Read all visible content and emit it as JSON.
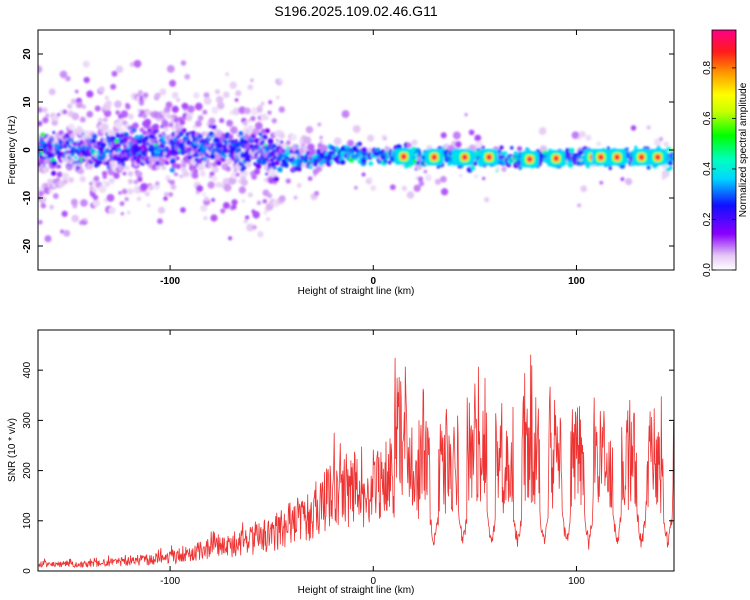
{
  "title": "S196.2025.109.02.46.G11",
  "chart_data": [
    {
      "type": "heatmap",
      "xlabel": "Height of straight line (km)",
      "ylabel": "Frequency (Hz)",
      "xlim": [
        -165,
        148
      ],
      "ylim": [
        -25,
        25
      ],
      "xticks": [
        -100,
        0,
        100
      ],
      "yticks": [
        -20,
        -10,
        0,
        10,
        20
      ],
      "colorbar": {
        "label": "Normalized spectral amplitude",
        "range": [
          0,
          0.95
        ],
        "ticks": [
          0.0,
          0.2,
          0.4,
          0.6,
          0.8
        ]
      },
      "description_of_signal": {
        "center_frequency_hz": [
          [
            -160,
            0
          ],
          [
            -120,
            0
          ],
          [
            -80,
            1
          ],
          [
            -60,
            0
          ],
          [
            -50,
            -1
          ],
          [
            -40,
            -2
          ],
          [
            -30,
            -2
          ],
          [
            -20,
            -1
          ],
          [
            -10,
            -0.5
          ],
          [
            0,
            -1
          ],
          [
            20,
            -1.5
          ],
          [
            40,
            -1.5
          ],
          [
            60,
            -1.5
          ],
          [
            80,
            -2
          ],
          [
            100,
            -1.5
          ],
          [
            120,
            -1.5
          ],
          [
            148,
            -1.5
          ]
        ],
        "peak_heights_km": [
          15,
          30,
          43,
          45,
          57,
          77,
          90,
          108,
          112,
          120,
          132,
          140
        ],
        "peak_amplitude": 0.95
      }
    },
    {
      "type": "line",
      "xlabel": "Height of straight line (km)",
      "ylabel": "SNR (10 * v/v)",
      "xlim": [
        -165,
        148
      ],
      "ylim": [
        0,
        480
      ],
      "xticks": [
        -100,
        0,
        100
      ],
      "yticks": [
        0,
        100,
        200,
        300,
        400
      ],
      "series": [
        {
          "color": "#ee3333",
          "envelope_x": [
            -165,
            -140,
            -120,
            -100,
            -80,
            -60,
            -50,
            -40,
            -30,
            -20,
            -10,
            0,
            10,
            12,
            20,
            30,
            40,
            50,
            60,
            70,
            80,
            90,
            100,
            110,
            120,
            130,
            140,
            148
          ],
          "envelope_y": [
            20,
            22,
            28,
            40,
            65,
            90,
            110,
            140,
            170,
            220,
            240,
            250,
            280,
            440,
            290,
            300,
            320,
            330,
            320,
            330,
            350,
            340,
            330,
            320,
            330,
            320,
            320,
            300
          ],
          "dip_heights_km": [
            30,
            44,
            58,
            71,
            84,
            95,
            106,
            120,
            132,
            145
          ],
          "dip_min_snr": 40
        }
      ]
    }
  ]
}
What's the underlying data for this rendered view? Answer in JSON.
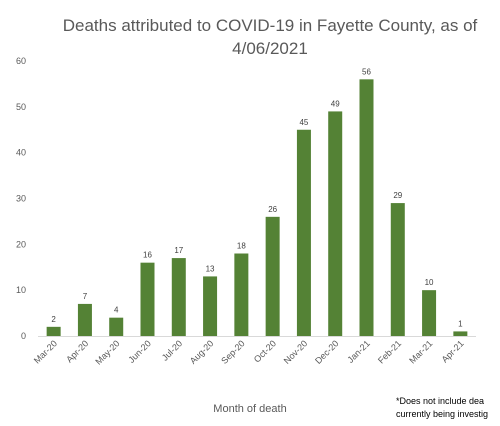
{
  "chart_data": {
    "type": "bar",
    "title": "Deaths attributed to COVID-19 in Fayette County, as of 4/06/2021",
    "xlabel": "Month of death",
    "ylabel": "",
    "ylim": [
      0,
      60
    ],
    "yticks": [
      0,
      10,
      20,
      30,
      40,
      50,
      60
    ],
    "grid": false,
    "legend": "none",
    "bar_color": "#548235",
    "categories": [
      "Mar-20",
      "Apr-20",
      "May-20",
      "Jun-20",
      "Jul-20",
      "Aug-20",
      "Sep-20",
      "Oct-20",
      "Nov-20",
      "Dec-20",
      "Jan-21",
      "Feb-21",
      "Mar-21",
      "Apr-21"
    ],
    "values": [
      2,
      7,
      4,
      16,
      17,
      13,
      18,
      26,
      45,
      49,
      56,
      29,
      10,
      1
    ],
    "footnote": [
      "*Does not include dea",
      "currently being investig"
    ]
  }
}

· · · · · · ·

**GOAL**
Show every line of the records above that contains the word "JSON".

**EXPECTED ANSWER**
Read all visible content and emit it as JSON.
What's the underlying data for this rendered view? Answer in JSON.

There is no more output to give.